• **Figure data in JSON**
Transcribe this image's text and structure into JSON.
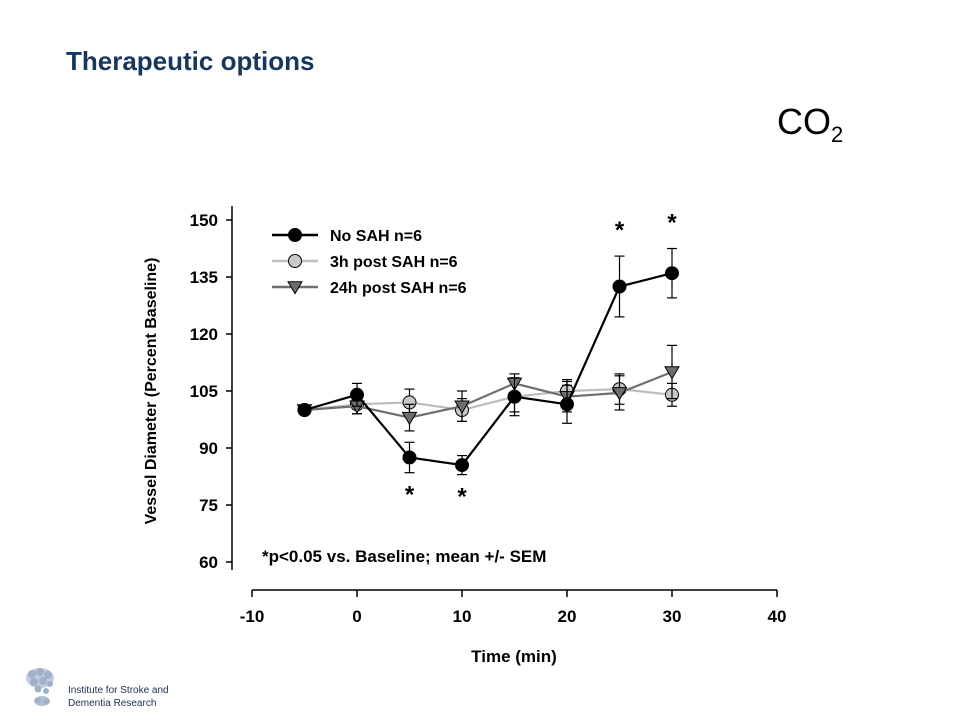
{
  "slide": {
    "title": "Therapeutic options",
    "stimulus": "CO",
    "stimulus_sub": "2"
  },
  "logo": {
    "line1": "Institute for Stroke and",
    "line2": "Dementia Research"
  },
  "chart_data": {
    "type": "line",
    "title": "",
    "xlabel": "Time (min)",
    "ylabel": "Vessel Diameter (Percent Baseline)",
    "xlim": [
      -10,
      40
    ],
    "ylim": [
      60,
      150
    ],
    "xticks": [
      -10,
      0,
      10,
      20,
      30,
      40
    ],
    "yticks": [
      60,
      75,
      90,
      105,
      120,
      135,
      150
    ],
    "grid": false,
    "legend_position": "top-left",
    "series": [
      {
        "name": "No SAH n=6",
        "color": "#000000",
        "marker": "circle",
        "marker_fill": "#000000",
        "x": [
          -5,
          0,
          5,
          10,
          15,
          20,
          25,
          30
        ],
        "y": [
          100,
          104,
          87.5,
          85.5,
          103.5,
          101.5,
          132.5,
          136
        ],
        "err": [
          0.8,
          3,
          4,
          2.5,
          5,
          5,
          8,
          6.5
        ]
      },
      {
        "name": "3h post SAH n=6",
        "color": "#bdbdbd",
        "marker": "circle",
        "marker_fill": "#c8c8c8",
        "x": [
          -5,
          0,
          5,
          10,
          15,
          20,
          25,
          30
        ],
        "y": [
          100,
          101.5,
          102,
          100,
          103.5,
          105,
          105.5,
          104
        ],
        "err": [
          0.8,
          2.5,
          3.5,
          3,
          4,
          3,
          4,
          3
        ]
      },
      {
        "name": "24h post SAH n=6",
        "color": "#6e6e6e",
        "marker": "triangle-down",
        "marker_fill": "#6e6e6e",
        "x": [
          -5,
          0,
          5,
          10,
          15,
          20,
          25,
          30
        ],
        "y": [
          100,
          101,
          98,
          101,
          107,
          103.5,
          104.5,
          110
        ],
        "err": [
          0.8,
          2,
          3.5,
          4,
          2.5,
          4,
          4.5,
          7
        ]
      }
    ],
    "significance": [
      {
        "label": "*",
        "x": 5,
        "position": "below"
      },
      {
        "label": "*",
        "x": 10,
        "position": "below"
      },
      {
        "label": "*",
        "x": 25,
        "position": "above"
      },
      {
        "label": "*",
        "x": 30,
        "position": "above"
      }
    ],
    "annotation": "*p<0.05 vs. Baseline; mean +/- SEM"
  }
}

--

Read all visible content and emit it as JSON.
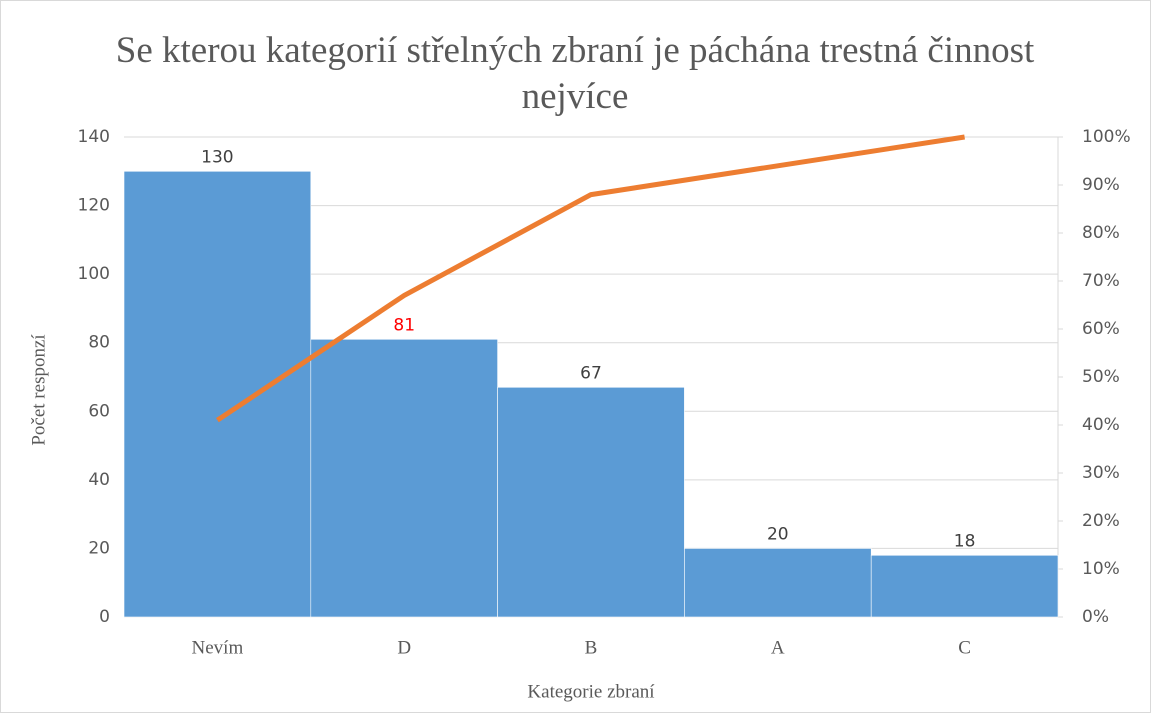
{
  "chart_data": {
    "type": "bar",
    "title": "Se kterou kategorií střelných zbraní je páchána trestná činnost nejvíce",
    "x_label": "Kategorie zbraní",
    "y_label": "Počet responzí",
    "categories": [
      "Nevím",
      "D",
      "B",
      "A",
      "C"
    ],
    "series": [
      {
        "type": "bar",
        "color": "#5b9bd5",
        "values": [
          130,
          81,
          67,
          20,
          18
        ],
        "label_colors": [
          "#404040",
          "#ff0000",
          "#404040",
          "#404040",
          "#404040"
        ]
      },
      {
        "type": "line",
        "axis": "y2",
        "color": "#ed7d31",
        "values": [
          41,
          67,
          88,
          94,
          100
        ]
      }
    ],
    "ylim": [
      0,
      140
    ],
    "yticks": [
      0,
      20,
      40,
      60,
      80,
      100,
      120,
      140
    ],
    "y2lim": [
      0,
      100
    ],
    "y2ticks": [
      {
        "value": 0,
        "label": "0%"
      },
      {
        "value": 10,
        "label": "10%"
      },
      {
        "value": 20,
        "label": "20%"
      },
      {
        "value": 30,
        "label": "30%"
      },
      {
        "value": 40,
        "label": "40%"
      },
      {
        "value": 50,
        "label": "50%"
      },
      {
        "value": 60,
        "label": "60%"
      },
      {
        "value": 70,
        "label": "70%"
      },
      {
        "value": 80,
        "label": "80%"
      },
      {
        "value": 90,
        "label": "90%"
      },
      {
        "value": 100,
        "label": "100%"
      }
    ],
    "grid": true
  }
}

• **Prompt**
Only the number is wanted: how many lines of the material contain the word "zbraní"?

• **Written response**
2